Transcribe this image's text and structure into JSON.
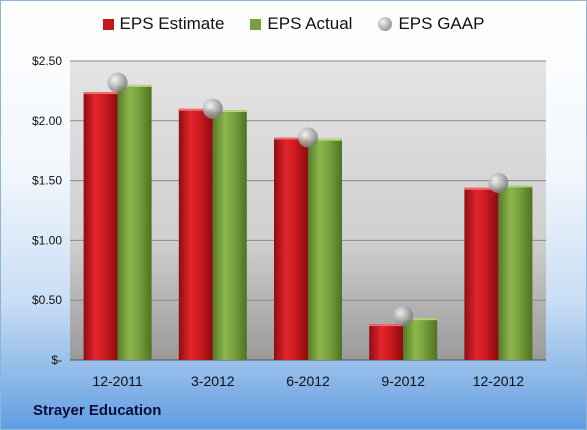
{
  "company": "Strayer Education",
  "colors": {
    "estimate": "#c8161d",
    "actual": "#75a13a",
    "gaap": "#9a9a9a"
  },
  "chart_data": {
    "type": "bar",
    "categories": [
      "12-2011",
      "3-2012",
      "6-2012",
      "9-2012",
      "12-2012"
    ],
    "series": [
      {
        "name": "EPS Estimate",
        "values": [
          2.24,
          2.1,
          1.86,
          0.3,
          1.44
        ]
      },
      {
        "name": "EPS Actual",
        "values": [
          2.3,
          2.09,
          1.85,
          0.35,
          1.46
        ]
      },
      {
        "name": "EPS GAAP",
        "values": [
          2.32,
          2.1,
          1.86,
          0.37,
          1.48
        ],
        "style": "marker"
      }
    ],
    "y_ticks": [
      "$-",
      "$0.50",
      "$1.00",
      "$1.50",
      "$2.00",
      "$2.50"
    ],
    "ylim": [
      0,
      2.5
    ],
    "legend_position": "top",
    "grid": true
  }
}
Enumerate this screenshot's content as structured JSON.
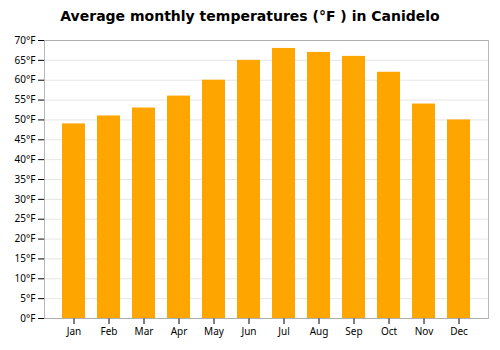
{
  "chart_data": {
    "type": "bar",
    "title": "Average monthly temperatures (°F ) in Canidelo",
    "categories": [
      "Jan",
      "Feb",
      "Mar",
      "Apr",
      "May",
      "Jun",
      "Jul",
      "Aug",
      "Sep",
      "Oct",
      "Nov",
      "Dec"
    ],
    "values": [
      49,
      51,
      53,
      56,
      60,
      65,
      68,
      67,
      66,
      62,
      54,
      50
    ],
    "color": "#FFA500",
    "ylim": [
      0,
      70
    ],
    "yticks": [
      {
        "value": 0,
        "label": "0°F"
      },
      {
        "value": 5,
        "label": "5°F"
      },
      {
        "value": 10,
        "label": "10°F"
      },
      {
        "value": 15,
        "label": "15°F"
      },
      {
        "value": 20,
        "label": "20°F"
      },
      {
        "value": 25,
        "label": "25°F"
      },
      {
        "value": 30,
        "label": "30°F"
      },
      {
        "value": 35,
        "label": "35°F"
      },
      {
        "value": 40,
        "label": "40°F"
      },
      {
        "value": 45,
        "label": "45°F"
      },
      {
        "value": 50,
        "label": "50°F"
      },
      {
        "value": 55,
        "label": "55°F"
      },
      {
        "value": 60,
        "label": "60°F"
      },
      {
        "value": 65,
        "label": "65°F"
      },
      {
        "value": 70,
        "label": "70°F"
      }
    ],
    "grid": true
  }
}
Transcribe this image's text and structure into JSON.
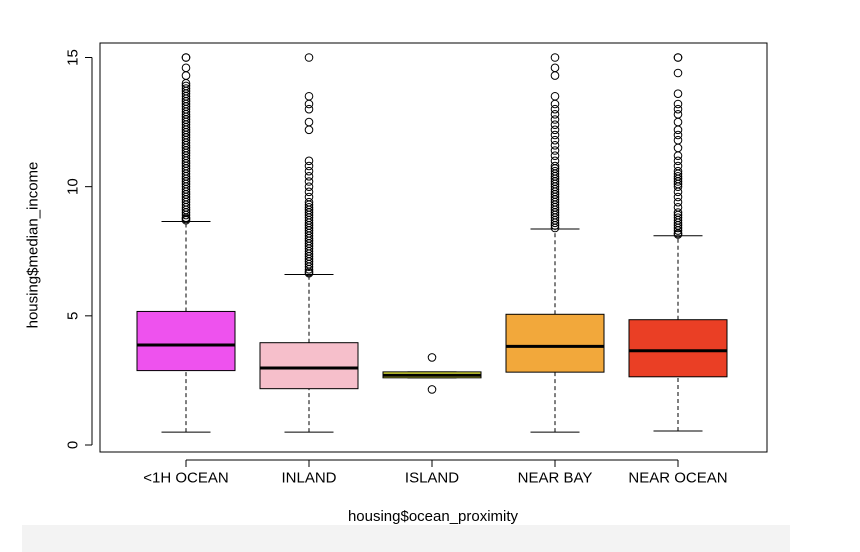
{
  "chart_data": {
    "type": "boxplot",
    "title": "",
    "xlabel": "housing$ocean_proximity",
    "ylabel": "housing$median_income",
    "ylim": [
      0,
      15.5
    ],
    "yticks": [
      0,
      5,
      10,
      15
    ],
    "grid": false,
    "categories": [
      "<1H OCEAN",
      "INLAND",
      "ISLAND",
      "NEAR BAY",
      "NEAR OCEAN"
    ],
    "series": [
      {
        "category": "<1H OCEAN",
        "color": "#ee52ee",
        "min": 0.5,
        "q1": 2.88,
        "median": 3.87,
        "q3": 5.17,
        "max": 8.65,
        "outliers": [
          8.7,
          8.75,
          8.8,
          8.9,
          9.0,
          9.1,
          9.2,
          9.3,
          9.4,
          9.5,
          9.6,
          9.7,
          9.8,
          9.9,
          10.0,
          10.1,
          10.2,
          10.3,
          10.4,
          10.5,
          10.6,
          10.7,
          10.8,
          10.9,
          11.0,
          11.1,
          11.2,
          11.3,
          11.4,
          11.5,
          11.6,
          11.7,
          11.8,
          11.9,
          12.0,
          12.1,
          12.2,
          12.3,
          12.4,
          12.5,
          12.6,
          12.7,
          12.8,
          12.9,
          13.0,
          13.1,
          13.2,
          13.3,
          13.4,
          13.5,
          13.6,
          13.7,
          13.8,
          13.9,
          14.0,
          14.3,
          14.6,
          15.0,
          15.0
        ]
      },
      {
        "category": "INLAND",
        "color": "#f6bfcb",
        "min": 0.5,
        "q1": 2.18,
        "median": 2.98,
        "q3": 3.96,
        "max": 6.6,
        "outliers": [
          6.65,
          6.7,
          6.8,
          6.9,
          7.0,
          7.1,
          7.2,
          7.3,
          7.4,
          7.5,
          7.6,
          7.7,
          7.8,
          7.9,
          8.0,
          8.1,
          8.2,
          8.3,
          8.4,
          8.5,
          8.6,
          8.7,
          8.8,
          8.9,
          9.0,
          9.1,
          9.2,
          9.3,
          9.4,
          9.6,
          9.8,
          10.0,
          10.2,
          10.4,
          10.6,
          10.8,
          11.0,
          12.2,
          12.5,
          13.0,
          13.2,
          13.5,
          15.0
        ]
      },
      {
        "category": "ISLAND",
        "color": "#e8ec3a",
        "min": 2.6,
        "q1": 2.6,
        "median": 2.7,
        "q3": 2.83,
        "max": 2.83,
        "outliers": [
          2.15,
          3.39
        ]
      },
      {
        "category": "NEAR BAY",
        "color": "#f2a83b",
        "min": 0.5,
        "q1": 2.82,
        "median": 3.82,
        "q3": 5.06,
        "max": 8.36,
        "outliers": [
          8.4,
          8.5,
          8.6,
          8.7,
          8.8,
          8.9,
          9.0,
          9.1,
          9.2,
          9.3,
          9.4,
          9.5,
          9.6,
          9.7,
          9.8,
          9.9,
          10.0,
          10.1,
          10.2,
          10.3,
          10.4,
          10.5,
          10.6,
          10.7,
          10.8,
          11.0,
          11.2,
          11.4,
          11.6,
          11.8,
          12.0,
          12.2,
          12.4,
          12.6,
          12.8,
          13.0,
          13.2,
          13.5,
          14.3,
          14.6,
          15.0
        ]
      },
      {
        "category": "NEAR OCEAN",
        "color": "#ea3f25",
        "min": 0.54,
        "q1": 2.64,
        "median": 3.65,
        "q3": 4.85,
        "max": 8.1,
        "outliers": [
          8.15,
          8.2,
          8.3,
          8.4,
          8.5,
          8.6,
          8.7,
          8.8,
          8.9,
          9.0,
          9.2,
          9.4,
          9.6,
          9.8,
          10.0,
          10.1,
          10.2,
          10.3,
          10.4,
          10.5,
          10.6,
          10.8,
          11.0,
          11.2,
          11.5,
          11.8,
          12.0,
          12.2,
          12.5,
          12.8,
          13.0,
          13.2,
          13.6,
          14.4,
          15.0,
          15.0
        ]
      }
    ]
  }
}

-*-*-

> Work required
Keep only the lines that hold the string "category", and copy them out.

> Full solution
        "category": "<1H OCEAN",
        "category": "INLAND",
        "category": "ISLAND",
        "category": "NEAR BAY",
        "category": "NEAR OCEAN",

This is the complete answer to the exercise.